╔══
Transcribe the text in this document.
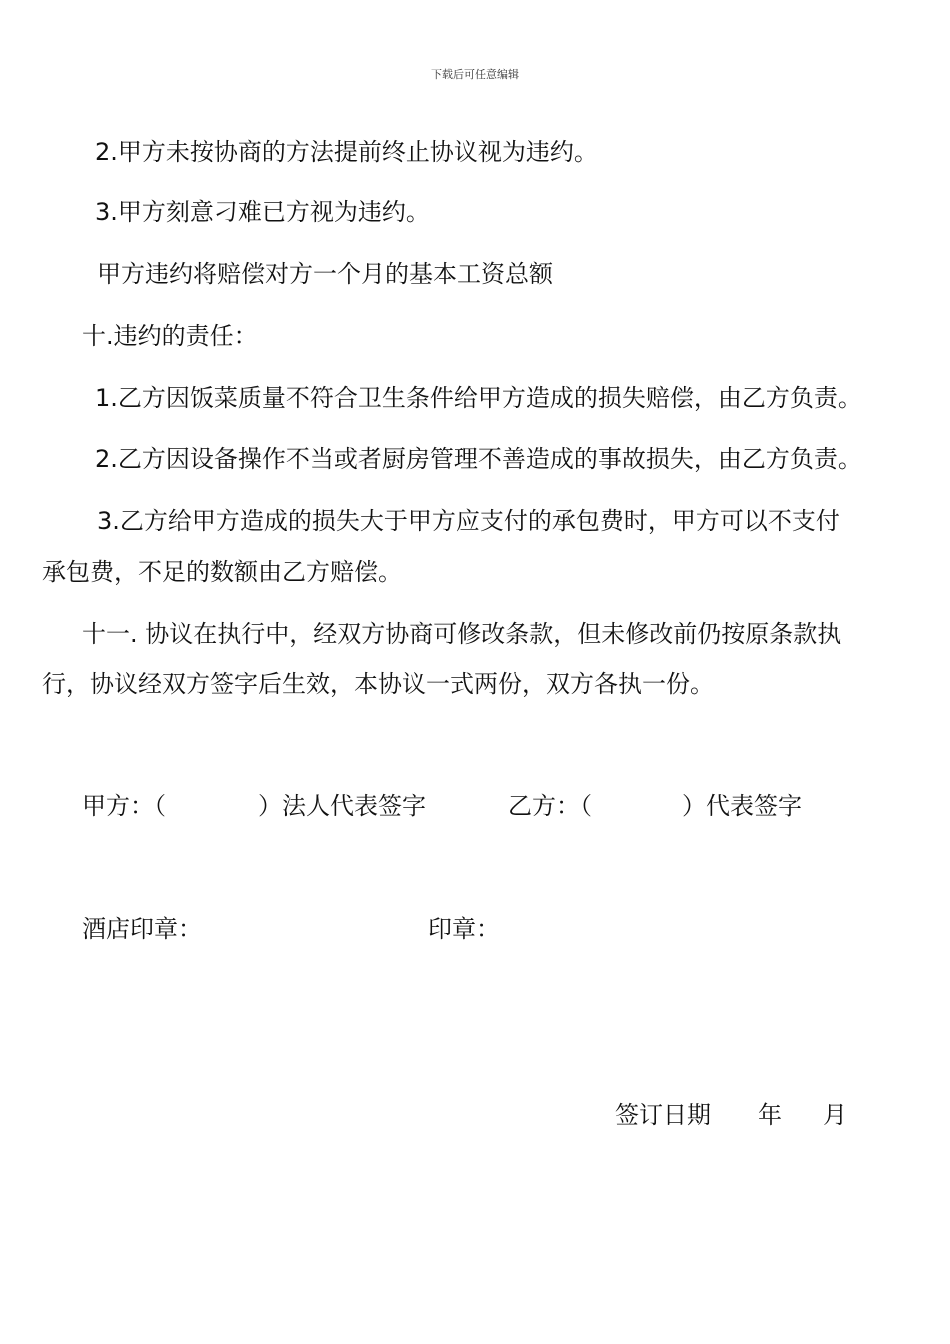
下载后可任意编辑
2.甲方未按协商的方法提前终止协议视为违约。
3.甲方刻意刁难已方视为违约。
甲方违约将赔偿对方一个月的基本工资总额
十.违约的责任：
1.乙方因饭菜质量不符合卫生条件给甲方造成的损失赔偿，由乙方负责。
2.乙方因设备操作不当或者厨房管理不善造成的事故损失，由乙方负责。
3.乙方给甲方造成的损失大于甲方应支付的承包费时，甲方可以不支付
承包费，不足的数额由乙方赔偿。
十一. 协议在执行中，经双方协商可修改条款，但未修改前仍按原条款执
行，协议经双方签字后生效，本协议一式两份，双方各执一份。
甲方：（	）法人代表签字	乙方：（	）代表签字
酒店印章：	印章：
签订日期 年 月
╚══
#### Short task
Restate every record exactly, please; do not copy the pictures.

#### The answer
Transcribe the text in this document.
下载后可任意编辑
2.甲方未按协商的方法提前终止协议视为违约。
3.甲方刻意刁难已方视为违约。
甲方违约将赔偿对方一个月的基本工资总额
十.违约的责任：
1.乙方因饭菜质量不符合卫生条件给甲方造成的损失赔偿，由乙方负责。
2.乙方因设备操作不当或者厨房管理不善造成的事故损失，由乙方负责。
3.乙方给甲方造成的损失大于甲方应支付的承包费时，甲方可以不支付
承包费，不足的数额由乙方赔偿。
十一. 协议在执行中，经双方协商可修改条款，但未修改前仍按原条款执
行，协议经双方签字后生效，本协议一式两份，双方各执一份。
甲方：（	）法人代表签字	乙方：（	）代表签字
酒店印章：	印章：
签订日期 年 月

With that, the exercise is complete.